Problem to solve
Find how many lines hold the word "legend". Give only the number.

# Start of Extracted records

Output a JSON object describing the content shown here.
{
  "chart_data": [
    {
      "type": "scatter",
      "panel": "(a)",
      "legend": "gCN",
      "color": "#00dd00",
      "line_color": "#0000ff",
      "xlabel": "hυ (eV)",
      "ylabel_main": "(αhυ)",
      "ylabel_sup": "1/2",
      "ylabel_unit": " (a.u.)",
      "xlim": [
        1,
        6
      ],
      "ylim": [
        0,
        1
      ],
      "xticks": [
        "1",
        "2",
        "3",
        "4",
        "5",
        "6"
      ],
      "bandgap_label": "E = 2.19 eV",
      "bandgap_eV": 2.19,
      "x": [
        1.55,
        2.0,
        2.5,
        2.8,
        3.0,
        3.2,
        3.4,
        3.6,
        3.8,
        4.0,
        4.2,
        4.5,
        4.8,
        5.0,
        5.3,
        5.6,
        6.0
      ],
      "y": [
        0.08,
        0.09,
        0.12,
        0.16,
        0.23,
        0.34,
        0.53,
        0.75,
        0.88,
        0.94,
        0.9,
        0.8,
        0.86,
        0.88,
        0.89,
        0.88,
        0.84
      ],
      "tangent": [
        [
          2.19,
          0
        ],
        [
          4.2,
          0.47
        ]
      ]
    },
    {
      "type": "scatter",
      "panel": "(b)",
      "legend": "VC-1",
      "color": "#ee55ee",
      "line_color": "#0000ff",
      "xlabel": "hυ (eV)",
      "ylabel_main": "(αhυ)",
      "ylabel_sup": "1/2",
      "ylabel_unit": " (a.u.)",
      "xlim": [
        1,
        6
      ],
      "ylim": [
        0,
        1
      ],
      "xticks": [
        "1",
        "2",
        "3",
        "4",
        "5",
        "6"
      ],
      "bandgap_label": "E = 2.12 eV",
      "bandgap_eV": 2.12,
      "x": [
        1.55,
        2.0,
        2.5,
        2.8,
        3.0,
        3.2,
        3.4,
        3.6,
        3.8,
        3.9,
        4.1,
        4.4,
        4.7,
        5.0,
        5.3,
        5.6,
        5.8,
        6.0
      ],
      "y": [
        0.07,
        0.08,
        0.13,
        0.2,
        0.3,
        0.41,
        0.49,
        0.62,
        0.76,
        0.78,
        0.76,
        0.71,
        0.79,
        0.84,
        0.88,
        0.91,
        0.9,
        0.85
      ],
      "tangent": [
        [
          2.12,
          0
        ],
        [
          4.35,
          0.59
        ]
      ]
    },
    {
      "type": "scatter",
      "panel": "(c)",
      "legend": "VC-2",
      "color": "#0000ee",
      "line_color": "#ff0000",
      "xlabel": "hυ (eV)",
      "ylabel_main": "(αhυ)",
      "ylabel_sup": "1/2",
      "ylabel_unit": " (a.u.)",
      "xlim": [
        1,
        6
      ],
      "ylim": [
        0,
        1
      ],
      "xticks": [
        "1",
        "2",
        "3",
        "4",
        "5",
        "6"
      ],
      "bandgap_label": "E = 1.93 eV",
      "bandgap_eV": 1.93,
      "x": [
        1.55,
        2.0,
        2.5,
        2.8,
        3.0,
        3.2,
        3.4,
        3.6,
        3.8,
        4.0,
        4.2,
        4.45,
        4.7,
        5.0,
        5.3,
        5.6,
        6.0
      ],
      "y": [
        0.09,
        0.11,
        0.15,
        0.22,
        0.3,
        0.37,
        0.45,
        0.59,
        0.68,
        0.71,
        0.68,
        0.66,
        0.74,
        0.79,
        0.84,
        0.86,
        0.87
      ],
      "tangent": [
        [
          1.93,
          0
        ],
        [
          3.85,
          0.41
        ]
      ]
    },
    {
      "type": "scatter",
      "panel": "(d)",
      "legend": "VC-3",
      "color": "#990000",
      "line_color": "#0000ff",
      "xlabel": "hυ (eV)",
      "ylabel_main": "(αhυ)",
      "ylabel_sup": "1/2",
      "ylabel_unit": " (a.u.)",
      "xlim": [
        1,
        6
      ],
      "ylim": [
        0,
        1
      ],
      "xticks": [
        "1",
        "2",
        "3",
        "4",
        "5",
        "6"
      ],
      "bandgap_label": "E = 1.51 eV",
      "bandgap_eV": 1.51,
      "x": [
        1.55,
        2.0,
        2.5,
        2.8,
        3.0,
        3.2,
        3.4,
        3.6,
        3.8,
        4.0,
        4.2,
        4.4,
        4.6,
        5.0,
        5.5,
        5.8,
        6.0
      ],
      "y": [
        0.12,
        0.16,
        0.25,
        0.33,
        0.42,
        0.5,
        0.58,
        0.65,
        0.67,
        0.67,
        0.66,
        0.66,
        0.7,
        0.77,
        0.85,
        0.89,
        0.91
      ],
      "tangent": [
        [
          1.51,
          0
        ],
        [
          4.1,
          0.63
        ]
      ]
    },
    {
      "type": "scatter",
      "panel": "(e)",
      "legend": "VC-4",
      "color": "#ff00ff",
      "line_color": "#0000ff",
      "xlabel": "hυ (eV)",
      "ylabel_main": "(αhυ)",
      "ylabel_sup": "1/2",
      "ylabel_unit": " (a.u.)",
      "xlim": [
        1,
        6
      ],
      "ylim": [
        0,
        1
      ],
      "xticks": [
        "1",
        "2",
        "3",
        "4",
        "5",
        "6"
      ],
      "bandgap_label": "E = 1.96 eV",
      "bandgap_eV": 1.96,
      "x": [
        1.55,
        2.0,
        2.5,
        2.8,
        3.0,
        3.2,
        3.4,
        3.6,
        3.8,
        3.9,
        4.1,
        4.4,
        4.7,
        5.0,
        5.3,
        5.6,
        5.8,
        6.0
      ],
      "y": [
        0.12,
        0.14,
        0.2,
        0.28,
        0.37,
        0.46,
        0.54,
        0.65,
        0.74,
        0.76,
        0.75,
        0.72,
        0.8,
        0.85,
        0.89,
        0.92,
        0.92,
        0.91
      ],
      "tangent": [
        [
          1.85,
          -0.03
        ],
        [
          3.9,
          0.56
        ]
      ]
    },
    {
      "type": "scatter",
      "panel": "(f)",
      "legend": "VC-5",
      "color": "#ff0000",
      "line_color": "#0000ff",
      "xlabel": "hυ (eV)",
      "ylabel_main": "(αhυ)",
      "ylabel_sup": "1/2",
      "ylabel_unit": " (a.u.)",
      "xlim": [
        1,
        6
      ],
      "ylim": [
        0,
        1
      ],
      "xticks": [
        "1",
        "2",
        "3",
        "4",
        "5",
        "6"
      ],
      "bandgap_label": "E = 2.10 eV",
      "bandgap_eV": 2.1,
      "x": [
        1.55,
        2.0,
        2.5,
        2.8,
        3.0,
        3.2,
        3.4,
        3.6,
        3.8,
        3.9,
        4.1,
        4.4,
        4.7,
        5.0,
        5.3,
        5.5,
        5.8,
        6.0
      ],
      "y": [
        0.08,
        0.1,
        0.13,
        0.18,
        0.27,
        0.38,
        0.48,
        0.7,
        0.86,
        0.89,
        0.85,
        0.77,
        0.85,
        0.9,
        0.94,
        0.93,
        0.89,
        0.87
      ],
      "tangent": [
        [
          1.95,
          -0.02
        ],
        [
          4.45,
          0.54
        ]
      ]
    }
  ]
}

# End of Extracted records

Complete response
6